- What the task asks
Go through the records and extract every line with the word "Implement".

╭─ Data supplied

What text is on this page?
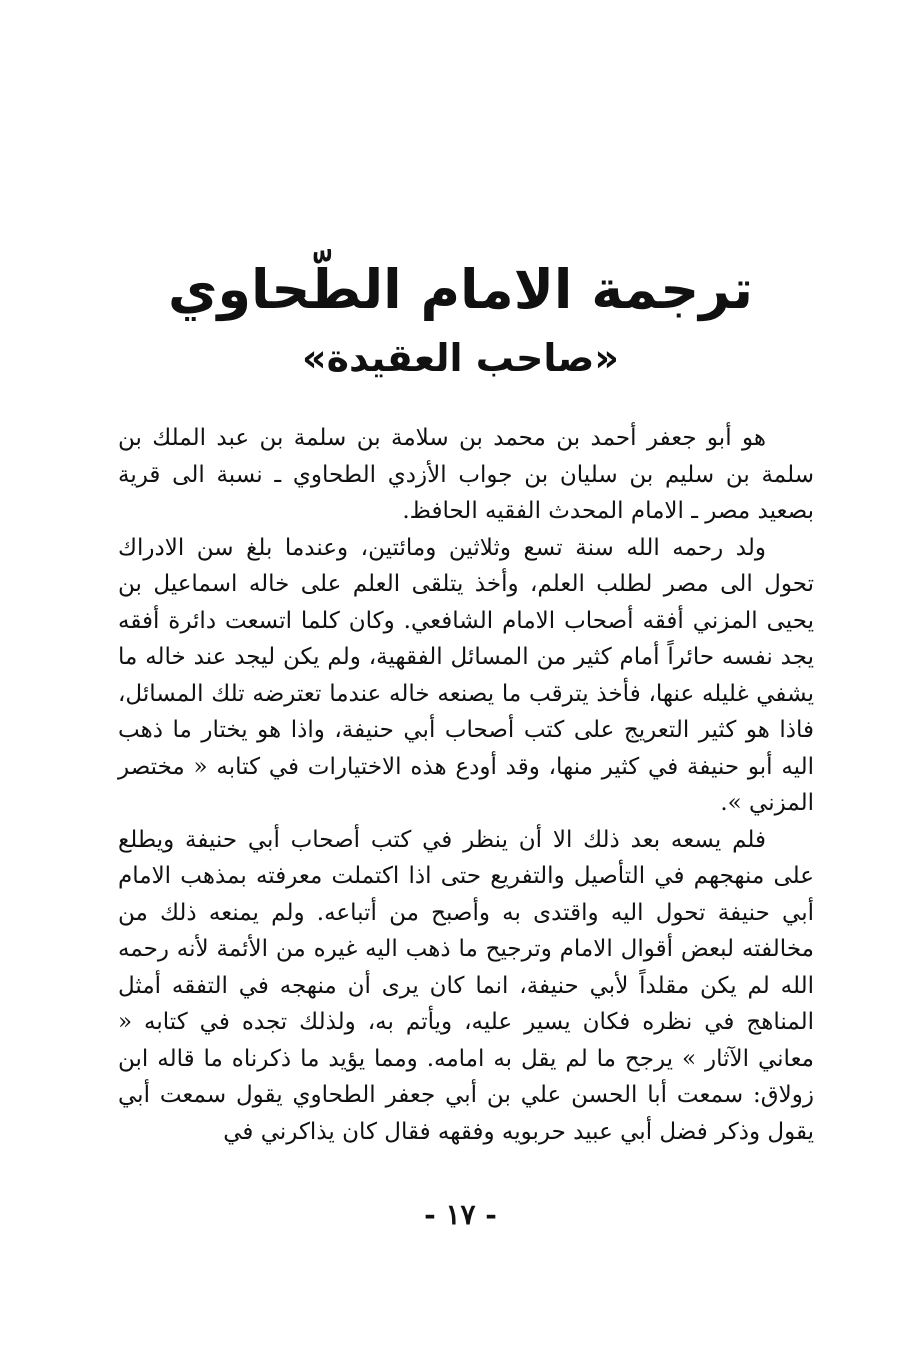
ترجمة الامام الطّحاوي
«صاحب العقيدة»

هو أبو جعفر أحمد بن محمد بن سلامة بن سلمة بن عبد الملك بن سلمة بن سليم بن سليان بن جواب الأزدي الطحاوي ـ نسبة الى قرية بصعيد مصر ـ الامام المحدث الفقيه الحافظ.

ولد رحمه الله سنة تسع وثلاثين ومائتين، وعندما بلغ سن الادراك تحول الى مصر لطلب العلم، وأخذ يتلقى العلم على خاله اسماعيل بن يحيى المزني أفقه أصحاب الامام الشافعي. وكان كلما اتسعت دائرة أفقه يجد نفسه حائراً أمام كثير من المسائل الفقهية، ولم يكن ليجد عند خاله ما يشفي غليله عنها، فأخذ يترقب ما يصنعه خاله عندما تعترضه تلك المسائل، فاذا هو كثير التعريج على كتب أصحاب أبي حنيفة، واذا هو يختار ما ذهب اليه أبو حنيفة في كثير منها، وقد أودع هذه الاختيارات في كتابه « مختصر المزني ».

فلم يسعه بعد ذلك الا أن ينظر في كتب أصحاب أبي حنيفة ويطلع على منهجهم في التأصيل والتفريع حتى اذا اكتملت معرفته بمذهب الامام أبي حنيفة تحول اليه واقتدى به وأصبح من أتباعه. ولم يمنعه ذلك من مخالفته لبعض أقوال الامام وترجيح ما ذهب اليه غيره من الأئمة لأنه رحمه الله لم يكن مقلداً لأبي حنيفة، انما كان يرى أن منهجه في التفقه أمثل المناهج في نظره فكان يسير عليه، ويأتم به، ولذلك تجده في كتابه « معاني الآثار » يرجح ما لم يقل به امامه. ومما يؤيد ما ذكرناه ما قاله ابن زولاق: سمعت أبا الحسن علي بن أبي جعفر الطحاوي يقول سمعت أبي يقول وذكر فضل أبي عبيد حربويه وفقهه فقال كان يذاكرني في

- ١٧ -
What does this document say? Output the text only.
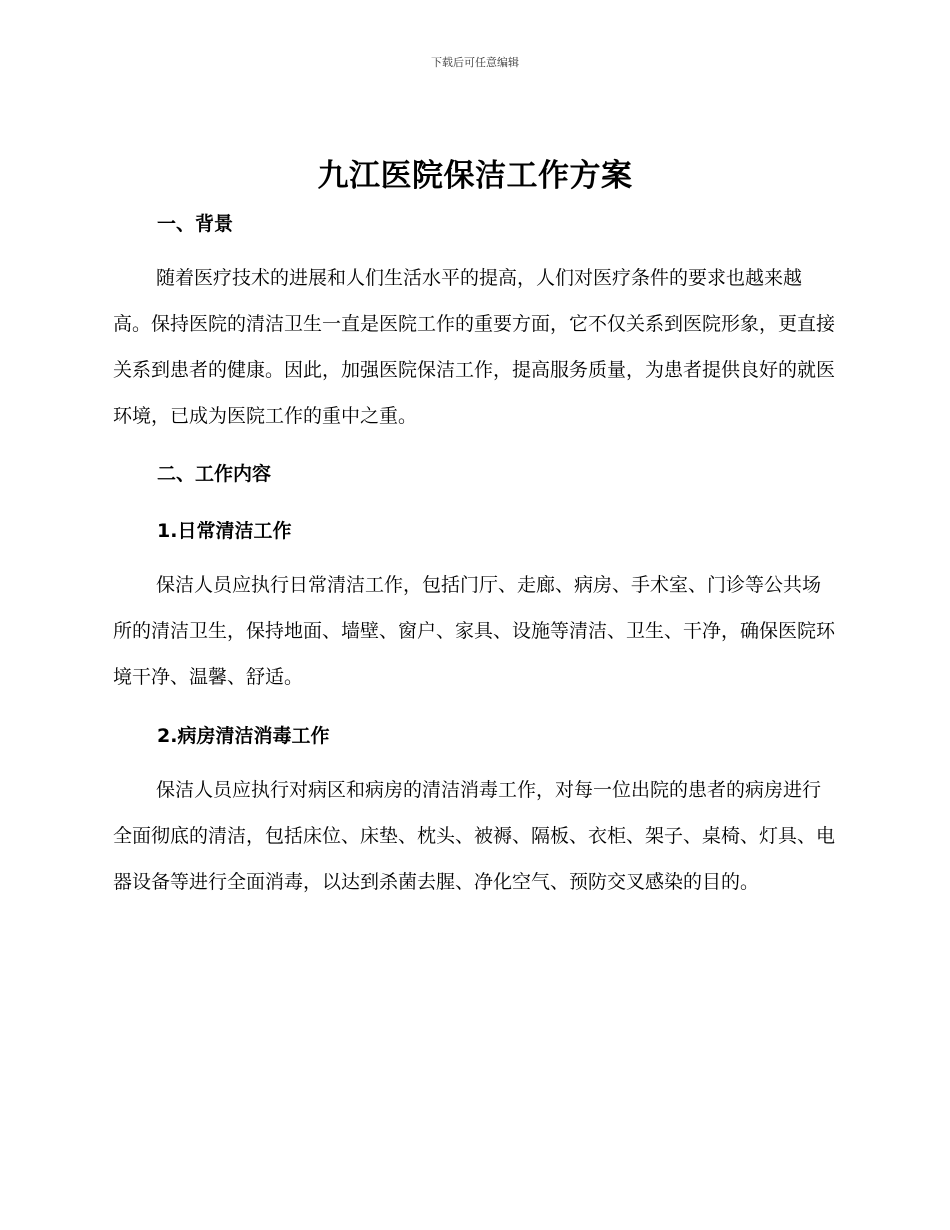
下载后可任意编辑
九江医院保洁工作方案
一、背景

随着医疗技术的进展和人们生活水平的提高，人们对医疗条件的要求也越来越高。保持医院的清洁卫生一直是医院工作的重要方面，它不仅关系到医院形象，更直接关系到患者的健康。因此，加强医院保洁工作，提高服务质量，为患者提供良好的就医环境，已成为医院工作的重中之重。

二、工作内容
1.日常清洁工作

保洁人员应执行日常清洁工作，包括门厅、走廊、病房、手术室、门诊等公共场所的清洁卫生，保持地面、墙壁、窗户、家具、设施等清洁、卫生、干净，确保医院环境干净、温馨、舒适。

2.病房清洁消毒工作

保洁人员应执行对病区和病房的清洁消毒工作，对每一位出院的患者的病房进行全面彻底的清洁，包括床位、床垫、枕头、被褥、隔板、衣柜、架子、桌椅、灯具、电器设备等进行全面消毒，以达到杀菌去腥、净化空气、预防交叉感染的目的。
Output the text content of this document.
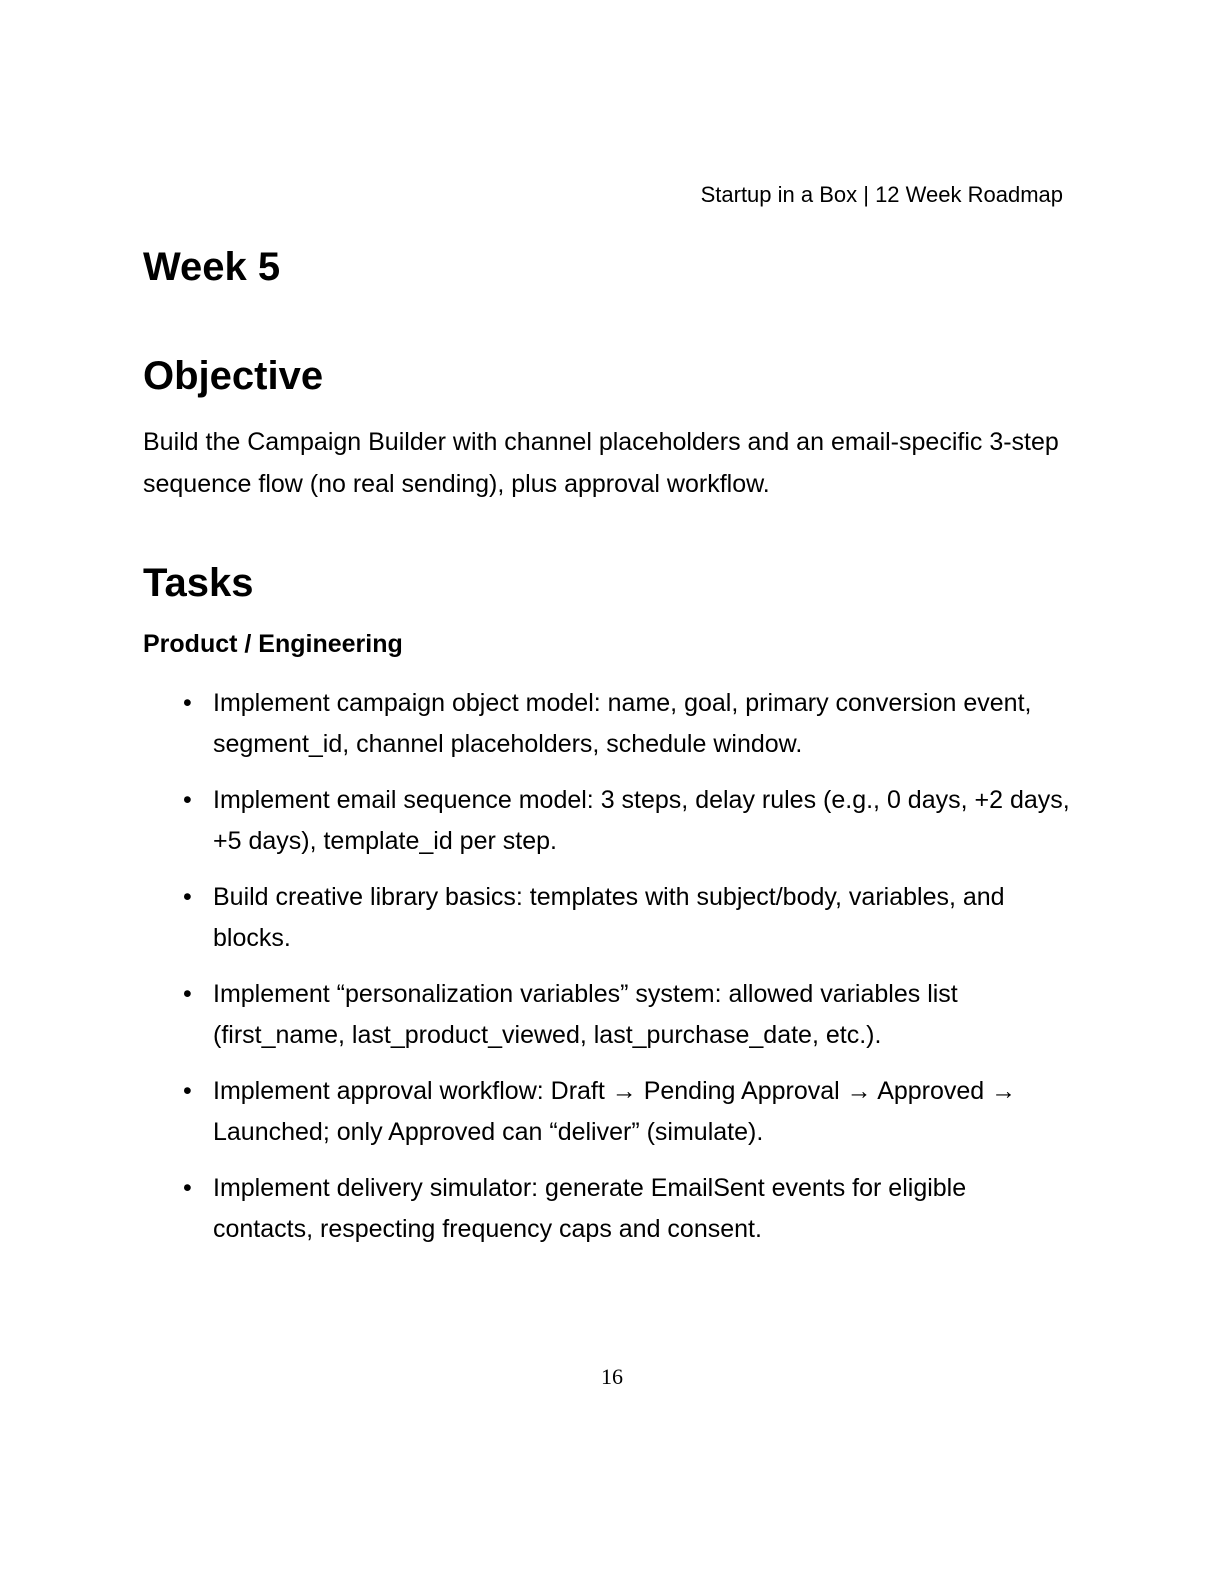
Startup in a Box | 12 Week Roadmap
Week 5
Objective

Build the Campaign Builder with channel placeholders and an email-specific 3-step sequence flow (no real sending), plus approval workflow.

Tasks
Product / Engineering
• Implement campaign object model: name, goal, primary conversion event, segment_id, channel placeholders, schedule window.
• Implement email sequence model: 3 steps, delay rules (e.g., 0 days, +2 days, +5 days), template_id per step.
• Build creative library basics: templates with subject/body, variables, and blocks.
• Implement “personalization variables” system: allowed variables list (first_name, last_product_viewed, last_purchase_date, etc.).
• Implement approval workflow: Draft → Pending Approval → Approved → Launched; only Approved can “deliver” (simulate).
• Implement delivery simulator: generate EmailSent events for eligible contacts, respecting frequency caps and consent.
16
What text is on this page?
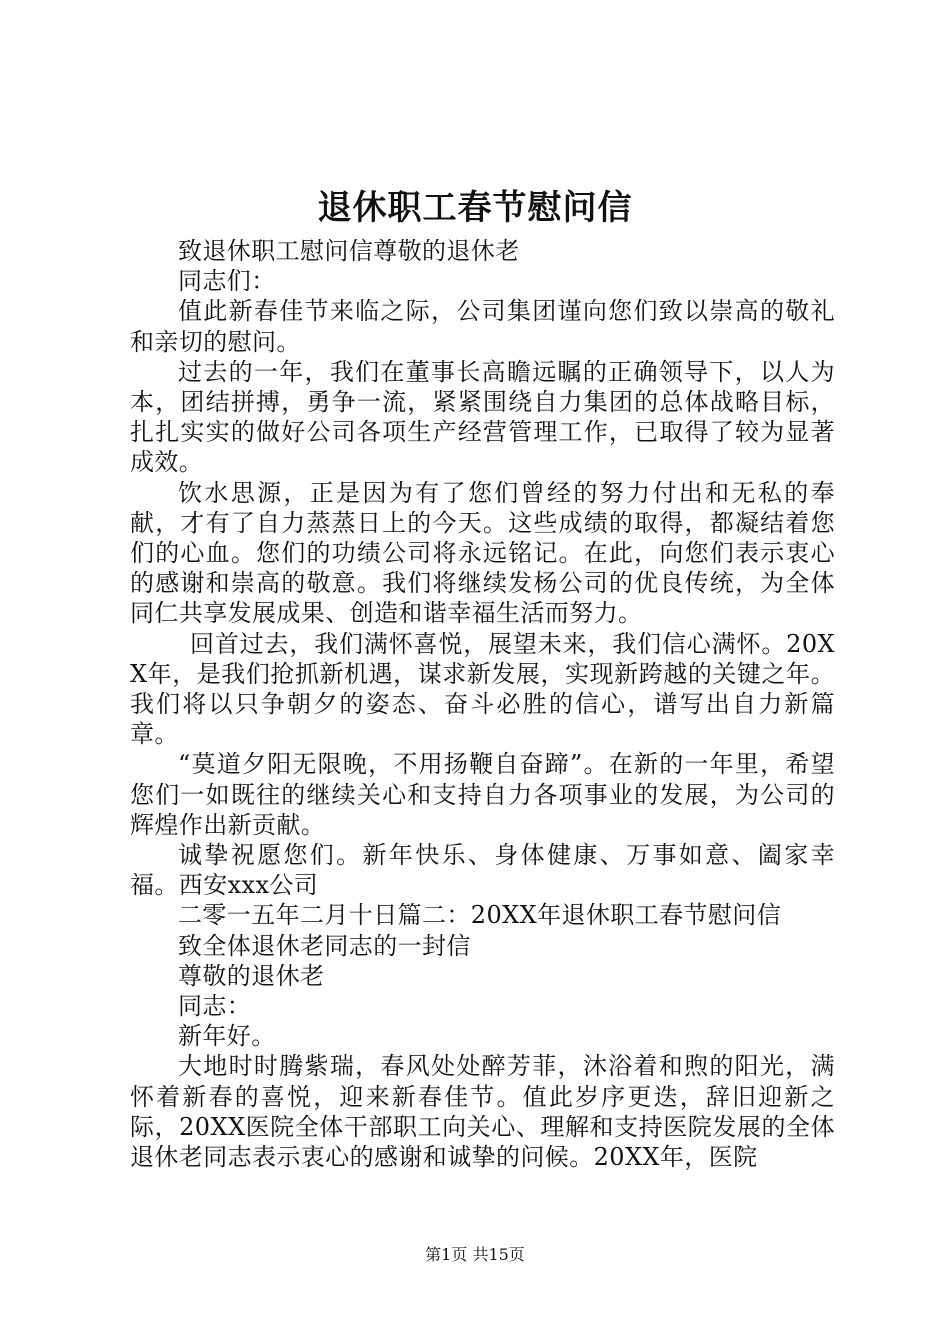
退休职工春节慰问信

致退休职工慰问信尊敬的退休老

同志们：

值此新春佳节来临之际，公司集团谨向您们致以崇高的敬礼和亲切的慰问。

过去的一年，我们在董事长高瞻远瞩的正确领导下，以人为本，团结拼搏，勇争一流，紧紧围绕自力集团的总体战略目标，扎扎实实的做好公司各项生产经营管理工作，已取得了较为显著成效。

饮水思源，正是因为有了您们曾经的努力付出和无私的奉献，才有了自力蒸蒸日上的今天。这些成绩的取得，都凝结着您们的心血。您们的功绩公司将永远铭记。在此，向您们表示衷心的感谢和崇高的敬意。我们将继续发杨公司的优良传统，为全体同仁共享发展成果、创造和谐幸福生活而努力。

回首过去，我们满怀喜悦，展望未来，我们信心满怀。20XX年，是我们抢抓新机遇，谋求新发展，实现新跨越的关键之年。我们将以只争朝夕的姿态、奋斗必胜的信心，谱写出自力新篇章。

“莫道夕阳无限晚，不用扬鞭自奋蹄”。在新的一年里，希望您们一如既往的继续关心和支持自力各项事业的发展，为公司的辉煌作出新贡献。

诚挚祝愿您们。新年快乐、身体健康、万事如意、阖家幸福。西安xxx公司

二零一五年二月十日篇二：20XX年退休职工春节慰问信

致全体退休老同志的一封信

尊敬的退休老

同志：

新年好。

大地时时腾紫瑞，春风处处醉芳菲，沐浴着和煦的阳光，满怀着新春的喜悦，迎来新春佳节。值此岁序更迭，辞旧迎新之际，20XX医院全体干部职工向关心、理解和支持医院发展的全体退休老同志表示衷心的感谢和诚挚的问候。20XX年，医院

第1页 共15页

╰─

- Finished task
• Implement campaign object model: name, goal, primary conversion event, segment_id, channel placeholders, schedule window.
• Implement email sequence model: 3 steps, delay rules (e.g., 0 days, +2 days, +5 days), template_id per step.
• Implement “personalization variables” system: allowed variables list (first_name, last_product_viewed, last_purchase_date, etc.).
• Implement approval workflow: Draft → Pending Approval → Approved → Launched; only Approved can “deliver” (simulate).
• Implement delivery simulator: generate EmailSent events for eligible contacts, respecting frequency caps and consent.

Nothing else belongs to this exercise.